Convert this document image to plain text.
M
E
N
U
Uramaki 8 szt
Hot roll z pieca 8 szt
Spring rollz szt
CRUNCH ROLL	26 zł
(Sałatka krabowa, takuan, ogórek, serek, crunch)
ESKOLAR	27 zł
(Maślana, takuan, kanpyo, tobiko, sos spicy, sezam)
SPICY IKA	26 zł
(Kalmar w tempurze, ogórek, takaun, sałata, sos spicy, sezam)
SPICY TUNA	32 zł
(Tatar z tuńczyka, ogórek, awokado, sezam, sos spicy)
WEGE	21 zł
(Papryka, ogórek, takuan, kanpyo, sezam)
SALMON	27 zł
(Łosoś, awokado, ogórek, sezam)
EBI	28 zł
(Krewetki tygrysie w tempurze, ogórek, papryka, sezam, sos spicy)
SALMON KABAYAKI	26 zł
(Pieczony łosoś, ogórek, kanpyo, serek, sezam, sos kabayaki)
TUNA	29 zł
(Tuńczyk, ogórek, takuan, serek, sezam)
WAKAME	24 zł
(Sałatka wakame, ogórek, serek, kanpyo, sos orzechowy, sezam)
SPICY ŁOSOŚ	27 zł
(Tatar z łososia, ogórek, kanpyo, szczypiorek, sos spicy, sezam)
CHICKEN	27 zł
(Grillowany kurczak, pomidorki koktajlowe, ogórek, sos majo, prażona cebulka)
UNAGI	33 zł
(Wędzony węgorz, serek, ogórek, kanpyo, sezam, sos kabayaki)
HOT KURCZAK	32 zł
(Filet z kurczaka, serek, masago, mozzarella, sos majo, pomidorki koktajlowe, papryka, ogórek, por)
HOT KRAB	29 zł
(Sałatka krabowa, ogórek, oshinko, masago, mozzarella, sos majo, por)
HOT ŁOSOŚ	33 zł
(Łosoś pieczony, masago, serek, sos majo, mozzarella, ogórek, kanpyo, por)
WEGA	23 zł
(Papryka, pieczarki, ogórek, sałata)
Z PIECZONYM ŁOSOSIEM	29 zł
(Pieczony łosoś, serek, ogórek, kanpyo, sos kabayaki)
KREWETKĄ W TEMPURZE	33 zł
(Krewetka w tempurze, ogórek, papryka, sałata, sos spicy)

* * * *

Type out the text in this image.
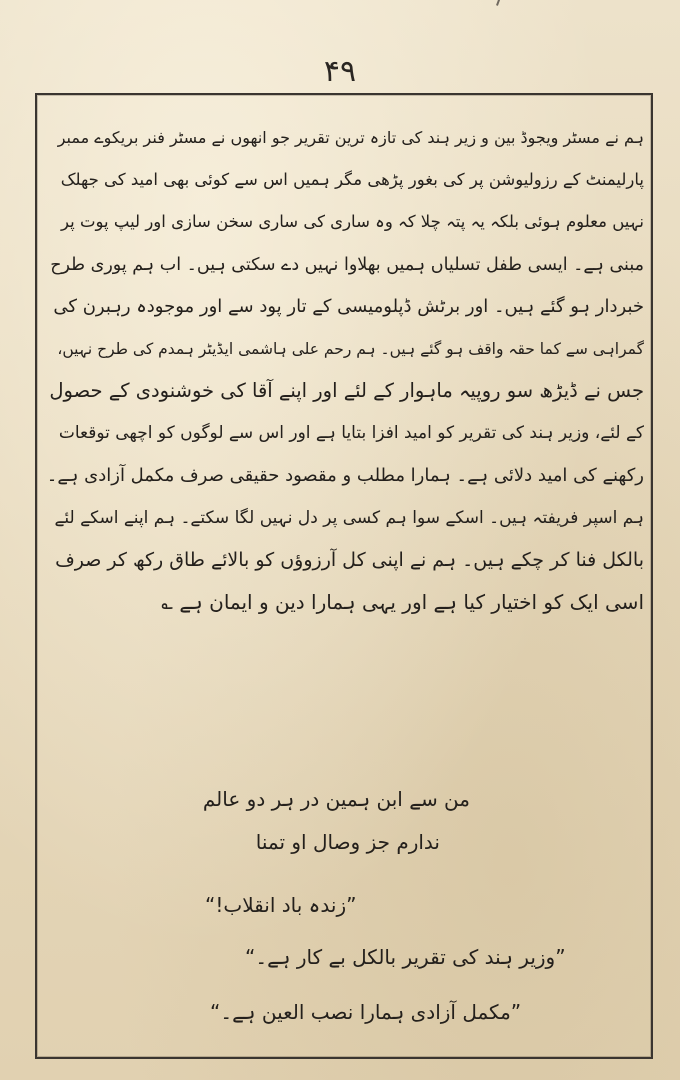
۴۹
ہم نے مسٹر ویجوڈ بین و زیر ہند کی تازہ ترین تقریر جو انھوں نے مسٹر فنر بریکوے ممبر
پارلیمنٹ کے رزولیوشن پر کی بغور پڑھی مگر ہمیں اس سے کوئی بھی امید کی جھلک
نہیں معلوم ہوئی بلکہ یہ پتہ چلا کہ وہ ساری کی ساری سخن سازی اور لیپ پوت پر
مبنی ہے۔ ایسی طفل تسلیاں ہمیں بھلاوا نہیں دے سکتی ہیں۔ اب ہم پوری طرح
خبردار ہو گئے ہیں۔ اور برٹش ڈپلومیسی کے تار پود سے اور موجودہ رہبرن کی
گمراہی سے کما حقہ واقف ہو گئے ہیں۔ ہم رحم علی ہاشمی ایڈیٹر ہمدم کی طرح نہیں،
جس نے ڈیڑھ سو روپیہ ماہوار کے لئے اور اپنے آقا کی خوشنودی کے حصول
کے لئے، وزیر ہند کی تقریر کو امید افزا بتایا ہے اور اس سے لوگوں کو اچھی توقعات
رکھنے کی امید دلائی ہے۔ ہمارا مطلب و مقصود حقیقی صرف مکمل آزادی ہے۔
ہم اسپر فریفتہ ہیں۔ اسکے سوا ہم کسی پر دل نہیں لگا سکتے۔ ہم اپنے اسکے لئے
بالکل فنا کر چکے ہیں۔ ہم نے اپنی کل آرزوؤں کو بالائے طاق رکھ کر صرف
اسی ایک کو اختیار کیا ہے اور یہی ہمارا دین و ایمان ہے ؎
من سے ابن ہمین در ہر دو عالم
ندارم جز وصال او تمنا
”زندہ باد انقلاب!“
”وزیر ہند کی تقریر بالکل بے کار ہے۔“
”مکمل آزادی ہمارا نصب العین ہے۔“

* * * *

*Aim:*
Of the lines in the material, how many include "majo"? Respond with the number alone.

*Written solution:*
4